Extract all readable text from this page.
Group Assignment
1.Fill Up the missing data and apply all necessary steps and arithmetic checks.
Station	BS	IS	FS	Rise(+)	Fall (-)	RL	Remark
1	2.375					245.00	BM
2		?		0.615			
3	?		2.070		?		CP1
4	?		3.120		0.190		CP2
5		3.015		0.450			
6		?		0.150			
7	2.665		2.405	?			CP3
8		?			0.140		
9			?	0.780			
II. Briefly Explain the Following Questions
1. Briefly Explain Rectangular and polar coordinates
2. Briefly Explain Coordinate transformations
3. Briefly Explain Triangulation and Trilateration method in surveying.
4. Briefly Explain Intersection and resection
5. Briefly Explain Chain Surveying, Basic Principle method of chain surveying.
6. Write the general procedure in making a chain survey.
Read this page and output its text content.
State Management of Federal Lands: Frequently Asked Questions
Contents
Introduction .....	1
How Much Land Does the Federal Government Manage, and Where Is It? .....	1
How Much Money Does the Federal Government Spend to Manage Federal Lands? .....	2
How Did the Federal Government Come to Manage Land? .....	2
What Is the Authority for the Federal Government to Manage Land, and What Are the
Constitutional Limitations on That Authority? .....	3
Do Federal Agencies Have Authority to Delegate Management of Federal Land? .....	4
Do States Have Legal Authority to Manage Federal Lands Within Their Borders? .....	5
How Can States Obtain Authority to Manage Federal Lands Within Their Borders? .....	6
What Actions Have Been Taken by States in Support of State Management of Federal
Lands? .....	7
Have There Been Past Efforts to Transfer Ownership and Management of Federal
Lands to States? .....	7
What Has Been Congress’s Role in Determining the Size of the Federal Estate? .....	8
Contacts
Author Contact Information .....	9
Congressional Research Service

###

Copy out the whole listing, exactly as written.

Correct answer.
Extract all readable text from this page.
Group Assignment
1.Fill Up the missing data and apply all necessary steps and arithmetic checks.
Station	BS	IS	FS	Rise(+)	Fall (-)	RL	Remark
1	2.375					245.00	BM
2		?		0.615			
3	?		2.070		?		CP1
4	?		3.120		0.190		CP2
5		3.015		0.450			
6		?		0.150			
7	2.665		2.405	?			CP3
8		?			0.140		
9			?	0.780			
II. Briefly Explain the Following Questions
1. Briefly Explain Rectangular and polar coordinates
2. Briefly Explain Coordinate transformations
3. Briefly Explain Triangulation and Trilateration method in surveying.
4. Briefly Explain Intersection and resection
5. Briefly Explain Chain Surveying, Basic Principle method of chain surveying.
6. Write the general procedure in making a chain survey.
Read this page and output its text content.
State Management of Federal Lands: Frequently Asked Questions
Contents
Introduction .....	1
How Much Land Does the Federal Government Manage, and Where Is It? .....	1
How Much Money Does the Federal Government Spend to Manage Federal Lands? .....	2
How Did the Federal Government Come to Manage Land? .....	2
What Is the Authority for the Federal Government to Manage Land, and What Are the
Constitutional Limitations on That Authority? .....	3
Do Federal Agencies Have Authority to Delegate Management of Federal Land? .....	4
Do States Have Legal Authority to Manage Federal Lands Within Their Borders? .....	5
How Can States Obtain Authority to Manage Federal Lands Within Their Borders? .....	6
What Actions Have Been Taken by States in Support of State Management of Federal
Lands? .....	7
Have There Been Past Efforts to Transfer Ownership and Management of Federal
Lands to States? .....	7
What Has Been Congress’s Role in Determining the Size of the Federal Estate? .....	8
Contacts
Author Contact Information .....	9
Congressional Research Service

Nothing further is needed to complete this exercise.